PROVIDED MATERIAL:
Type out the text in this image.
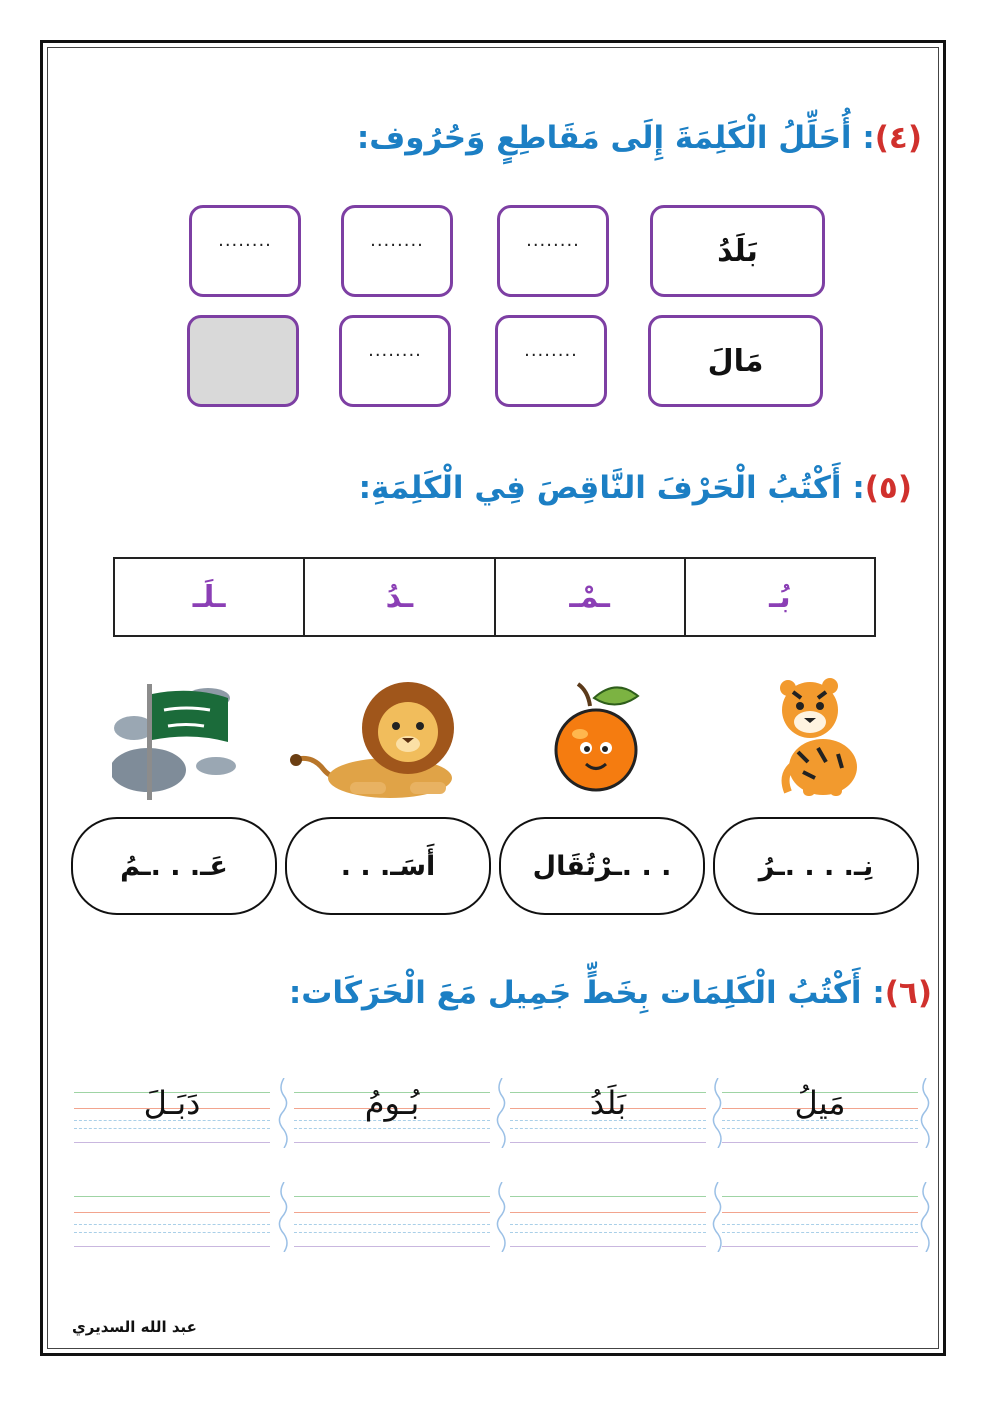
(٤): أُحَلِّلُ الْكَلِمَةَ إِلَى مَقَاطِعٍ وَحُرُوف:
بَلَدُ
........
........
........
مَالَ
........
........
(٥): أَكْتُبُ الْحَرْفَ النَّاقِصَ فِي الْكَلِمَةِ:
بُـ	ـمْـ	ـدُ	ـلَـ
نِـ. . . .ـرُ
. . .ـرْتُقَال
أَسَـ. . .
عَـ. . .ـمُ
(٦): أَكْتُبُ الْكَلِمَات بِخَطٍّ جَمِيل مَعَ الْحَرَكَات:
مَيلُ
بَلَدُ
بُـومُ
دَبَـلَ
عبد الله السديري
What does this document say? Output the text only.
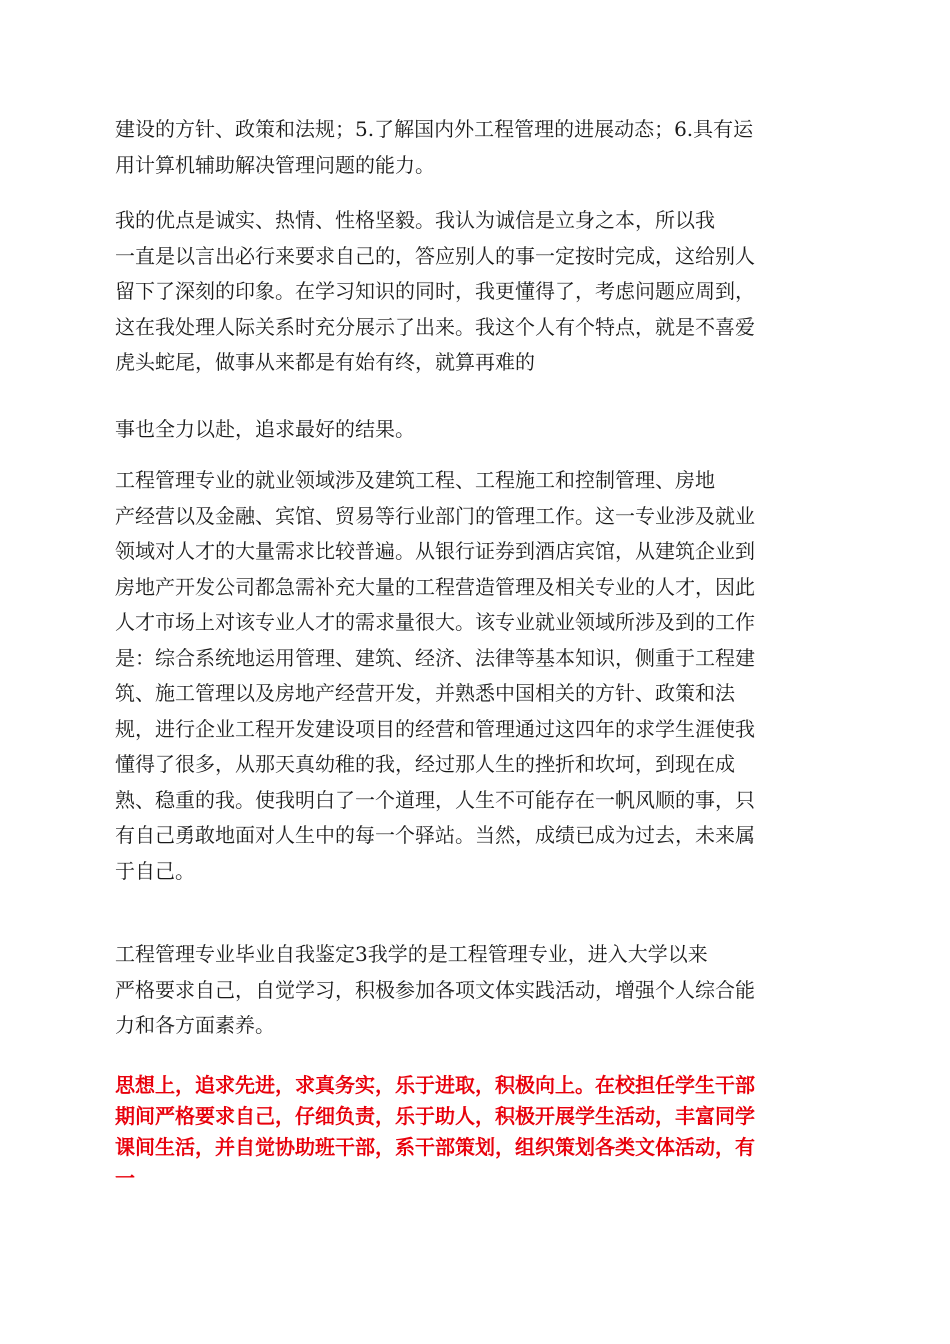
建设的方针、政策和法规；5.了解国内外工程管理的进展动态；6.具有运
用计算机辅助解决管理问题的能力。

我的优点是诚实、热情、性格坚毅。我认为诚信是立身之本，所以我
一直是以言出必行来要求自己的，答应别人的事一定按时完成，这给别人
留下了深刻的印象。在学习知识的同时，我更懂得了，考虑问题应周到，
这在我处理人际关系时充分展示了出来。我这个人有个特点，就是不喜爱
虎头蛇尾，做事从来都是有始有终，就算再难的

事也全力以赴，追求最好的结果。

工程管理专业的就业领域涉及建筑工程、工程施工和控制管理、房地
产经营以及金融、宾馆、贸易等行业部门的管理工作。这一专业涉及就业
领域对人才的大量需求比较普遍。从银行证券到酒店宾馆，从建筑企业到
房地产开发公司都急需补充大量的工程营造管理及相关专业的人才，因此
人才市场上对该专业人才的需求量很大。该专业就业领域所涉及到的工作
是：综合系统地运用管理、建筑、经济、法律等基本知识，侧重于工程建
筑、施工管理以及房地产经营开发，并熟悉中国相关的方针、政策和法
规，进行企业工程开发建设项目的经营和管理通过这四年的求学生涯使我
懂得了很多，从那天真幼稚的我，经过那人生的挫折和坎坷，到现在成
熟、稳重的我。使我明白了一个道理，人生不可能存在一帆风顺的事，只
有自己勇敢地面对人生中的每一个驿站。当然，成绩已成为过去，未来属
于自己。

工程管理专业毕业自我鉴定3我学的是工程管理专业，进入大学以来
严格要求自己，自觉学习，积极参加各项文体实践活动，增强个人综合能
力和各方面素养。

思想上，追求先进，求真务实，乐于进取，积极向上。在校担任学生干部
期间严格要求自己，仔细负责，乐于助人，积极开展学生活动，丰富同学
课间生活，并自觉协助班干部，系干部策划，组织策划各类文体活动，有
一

TASK BRIEF: Give every record again exactly, apart from the pictures, which stay out.

SOLUTION TO THIS EXERCISE:
Type out the text in this image.
(٤): أُحَلِّلُ الْكَلِمَةَ إِلَى مَقَاطِعٍ وَحُرُوف:
بَلَدُ
........
........
........
مَالَ
........
........
(٥): أَكْتُبُ الْحَرْفَ النَّاقِصَ فِي الْكَلِمَةِ:
بُـ	ـمْـ	ـدُ	ـلَـ
نِـ. . . .ـرُ
. . .ـرْتُقَال
أَسَـ. . .
عَـ. . .ـمُ
(٦): أَكْتُبُ الْكَلِمَات بِخَطٍّ جَمِيل مَعَ الْحَرَكَات:
مَيلُ
بَلَدُ
بُـومُ
دَبَـلَ
عبد الله السديري
What does this document say? Output the text only.
建设的方针、政策和法规；5.了解国内外工程管理的进展动态；6.具有运
用计算机辅助解决管理问题的能力。

我的优点是诚实、热情、性格坚毅。我认为诚信是立身之本，所以我
一直是以言出必行来要求自己的，答应别人的事一定按时完成，这给别人
留下了深刻的印象。在学习知识的同时，我更懂得了，考虑问题应周到，
这在我处理人际关系时充分展示了出来。我这个人有个特点，就是不喜爱
虎头蛇尾，做事从来都是有始有终，就算再难的

事也全力以赴，追求最好的结果。

工程管理专业的就业领域涉及建筑工程、工程施工和控制管理、房地
产经营以及金融、宾馆、贸易等行业部门的管理工作。这一专业涉及就业
领域对人才的大量需求比较普遍。从银行证券到酒店宾馆，从建筑企业到
房地产开发公司都急需补充大量的工程营造管理及相关专业的人才，因此
人才市场上对该专业人才的需求量很大。该专业就业领域所涉及到的工作
是：综合系统地运用管理、建筑、经济、法律等基本知识，侧重于工程建
筑、施工管理以及房地产经营开发，并熟悉中国相关的方针、政策和法
规，进行企业工程开发建设项目的经营和管理通过这四年的求学生涯使我
懂得了很多，从那天真幼稚的我，经过那人生的挫折和坎坷，到现在成
熟、稳重的我。使我明白了一个道理，人生不可能存在一帆风顺的事，只
有自己勇敢地面对人生中的每一个驿站。当然，成绩已成为过去，未来属
于自己。

工程管理专业毕业自我鉴定3我学的是工程管理专业，进入大学以来
严格要求自己，自觉学习，积极参加各项文体实践活动，增强个人综合能
力和各方面素养。

思想上，追求先进，求真务实，乐于进取，积极向上。在校担任学生干部
期间严格要求自己，仔细负责，乐于助人，积极开展学生活动，丰富同学
课间生活，并自觉协助班干部，系干部策划，组织策划各类文体活动，有
一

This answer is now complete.